[Exercise directions]: Exclude the pictures and reproduce the remaining data exactly as written.
+ + + + +
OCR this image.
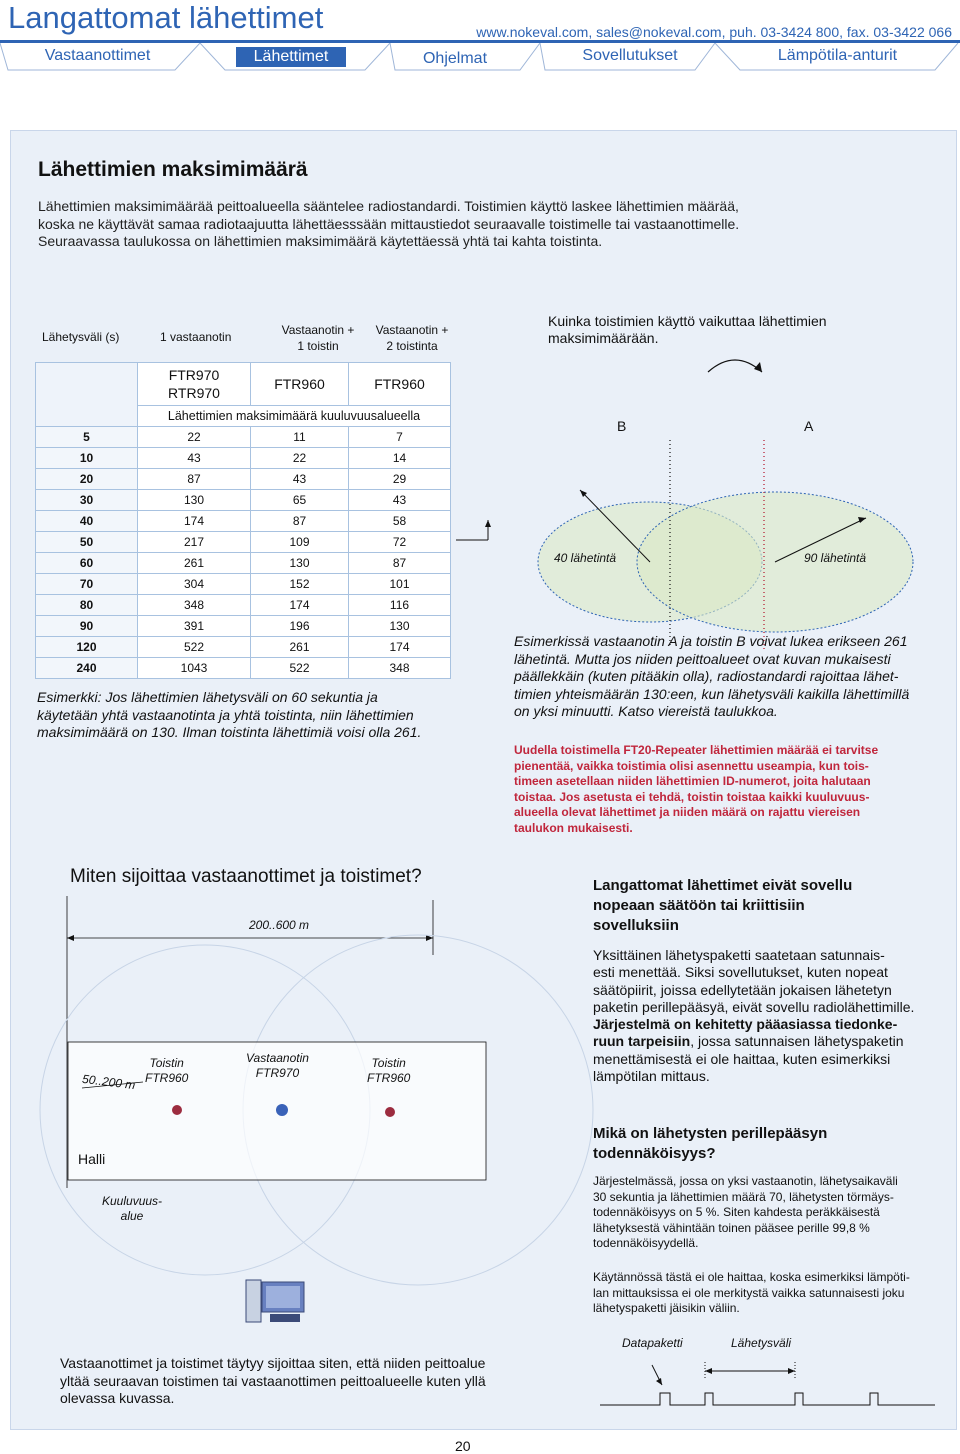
Langattomat lähettimet	www.nokeval.com, sales@nokeval.com, puh. 03-3424 800, fax. 03-3422 066
Vastaanottimet	Lähettimet	Ohjelmat	Sovellutukset	Lämpötila-anturit
Lähettimien maksimimäärä
Lähettimien maksimimäärää peittoalueella sääntelee radiostandardi. Toistimien käyttö laskee lähettimien määrää,
koska ne käyttävät samaa radiotaajuutta lähettäesssään mittaustiedot seuraavalle toistimelle tai vastaanottimelle.
Seuraavassa taulukossa on lähettimien maksimimäärä käytettäessä yhtä tai kahta toistinta.
Lähetysväli (s)	1 vastaanotin	Vastaanotin +
1 toistin
Vastaanotin +
2 toistinta

	FTR970
RTR970	FTR960	FTR960
	Lähettimien maksimimäärä kuuluvuusalueella		
5	22	11	7
10	43	22	14
20	87	43	29
30	130	65	43
40	174	87	58
50	217	109	72
60	261	130	87
70	304	152	101
80	348	174	116
90	391	196	130
120	522	261	174
240	1043	522	348
Esimerkki: Jos lähettimien lähetysväli on 60 sekuntia ja
käytetään yhtä vastaanotinta ja yhtä toistinta, niin lähettimien
maksimimäärä on 130. Ilman toistinta lähettimiä voisi olla 261.
Kuinka toistimien käyttö vaikuttaa lähettimien
maksimimäärään.
B	A
40 lähetintä	90 lähetintä
Esimerkissä vastaanotin A ja toistin B voivat lukea erikseen 261
lähetintä. Mutta jos niiden peittoalueet ovat kuvan mukaisesti
päällekkäin (kuten pitääkin olla), radiostandardi rajoittaa lähet-
timien yhteismäärän 130:een, kun lähetysväli kaikilla lähettimillä
on yksi minuutti. Katso viereistä taulukkoa.
Uudella toistimella FT20-Repeater lähettimien määrää ei tarvitse
pienentää, vaikka toistimia olisi asennettu useampia, kun tois-
timeen asetellaan niiden lähettimien ID-numerot, joita halutaan
toistaa. Jos asetusta ei tehdä, toistin toistaa kaikki kuuluvuus-
alueella olevat lähettimet ja niiden määrä on rajattu viereisen
taulukon mukaisesti.
Miten sijoittaa vastaanottimet ja toistimet?
200..600 m
50..200 m
Toistin
FTR960
Vastaanotin
FTR970
Toistin
FTR960
Halli
Kuuluvuus-
alue
Vastaanottimet ja toistimet täytyy sijoittaa siten, että niiden peittoalue
yltää seuraavan toistimen tai vastaanottimen peittoalueelle kuten yllä
olevassa kuvassa.
Langattomat lähettimet eivät sovellu
nopeaan säätöön tai kriittisiin
sovelluksiin
Yksittäinen lähetyspaketti saatetaan satunnais-
esti menettää. Siksi sovellutukset, kuten nopeat
säätöpiirit, joissa edellytetään jokaisen lähetetyn
paketin perillepääsyä, eivät sovellu radiolähettimille.
Järjestelmä on kehitetty pääasiassa tiedonke-
ruun tarpeisiin, jossa satunnaisen lähetyspaketin
menettämisestä ei ole haittaa, kuten esimerkiksi
lämpötilan mittaus.
Mikä on lähetysten perillepääsyn
todennäköisyys?
Järjestelmässä, jossa on yksi vastaanotin, lähetysaikaväli
30 sekuntia ja lähettimien määrä 70, lähetysten törmäys-
todennäköisyys on 5 %. Siten kahdesta peräkkäisestä
lähetyksestä vähintään toinen pääsee perille 99,8 %
todennäköisyydellä.
Käytännössä tästä ei ole haittaa, koska esimerkiksi lämpöti-
lan mittauksissa ei ole merkitystä vaikka satunnaisesti joku
lähetyspaketti jäisikin väliin.
Datapaketti	Lähetysväli
20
+ + + + +
[Answer to the problem]:
OCR this image.
Langattomat lähettimet	www.nokeval.com, sales@nokeval.com, puh. 03-3424 800, fax. 03-3422 066
Vastaanottimet	Lähettimet	Ohjelmat	Sovellutukset	Lämpötila-anturit
Lähettimien maksimimäärä
Lähettimien maksimimäärää peittoalueella sääntelee radiostandardi. Toistimien käyttö laskee lähettimien määrää,
koska ne käyttävät samaa radiotaajuutta lähettäesssään mittaustiedot seuraavalle toistimelle tai vastaanottimelle.
Seuraavassa taulukossa on lähettimien maksimimäärä käytettäessä yhtä tai kahta toistinta.
Lähetysväli (s)	1 vastaanotin	Vastaanotin +
1 toistin
Vastaanotin +
2 toistinta

	FTR970
RTR970	FTR960	FTR960
	Lähettimien maksimimäärä kuuluvuusalueella		
5	22	11	7
10	43	22	14
20	87	43	29
30	130	65	43
40	174	87	58
50	217	109	72
60	261	130	87
70	304	152	101
80	348	174	116
90	391	196	130
120	522	261	174
240	1043	522	348
Esimerkki: Jos lähettimien lähetysväli on 60 sekuntia ja
käytetään yhtä vastaanotinta ja yhtä toistinta, niin lähettimien
maksimimäärä on 130. Ilman toistinta lähettimiä voisi olla 261.
Kuinka toistimien käyttö vaikuttaa lähettimien
maksimimäärään.
B	A
40 lähetintä	90 lähetintä
Esimerkissä vastaanotin A ja toistin B voivat lukea erikseen 261
lähetintä. Mutta jos niiden peittoalueet ovat kuvan mukaisesti
päällekkäin (kuten pitääkin olla), radiostandardi rajoittaa lähet-
timien yhteismäärän 130:een, kun lähetysväli kaikilla lähettimillä
on yksi minuutti. Katso viereistä taulukkoa.
Uudella toistimella FT20-Repeater lähettimien määrää ei tarvitse
pienentää, vaikka toistimia olisi asennettu useampia, kun tois-
timeen asetellaan niiden lähettimien ID-numerot, joita halutaan
toistaa. Jos asetusta ei tehdä, toistin toistaa kaikki kuuluvuus-
alueella olevat lähettimet ja niiden määrä on rajattu viereisen
taulukon mukaisesti.
Miten sijoittaa vastaanottimet ja toistimet?
200..600 m
50..200 m
Toistin
FTR960
Vastaanotin
FTR970
Toistin
FTR960
Halli
Kuuluvuus-
alue
Vastaanottimet ja toistimet täytyy sijoittaa siten, että niiden peittoalue
yltää seuraavan toistimen tai vastaanottimen peittoalueelle kuten yllä
olevassa kuvassa.
Langattomat lähettimet eivät sovellu
nopeaan säätöön tai kriittisiin
sovelluksiin
Yksittäinen lähetyspaketti saatetaan satunnais-
esti menettää. Siksi sovellutukset, kuten nopeat
säätöpiirit, joissa edellytetään jokaisen lähetetyn
paketin perillepääsyä, eivät sovellu radiolähettimille.
Järjestelmä on kehitetty pääasiassa tiedonke-
ruun tarpeisiin, jossa satunnaisen lähetyspaketin
menettämisestä ei ole haittaa, kuten esimerkiksi
lämpötilan mittaus.
Mikä on lähetysten perillepääsyn
todennäköisyys?
Järjestelmässä, jossa on yksi vastaanotin, lähetysaikaväli
30 sekuntia ja lähettimien määrä 70, lähetysten törmäys-
todennäköisyys on 5 %. Siten kahdesta peräkkäisestä
lähetyksestä vähintään toinen pääsee perille 99,8 %
todennäköisyydellä.
Käytännössä tästä ei ole haittaa, koska esimerkiksi lämpöti-
lan mittauksissa ei ole merkitystä vaikka satunnaisesti joku
lähetyspaketti jäisikin väliin.
Datapaketti	Lähetysväli
20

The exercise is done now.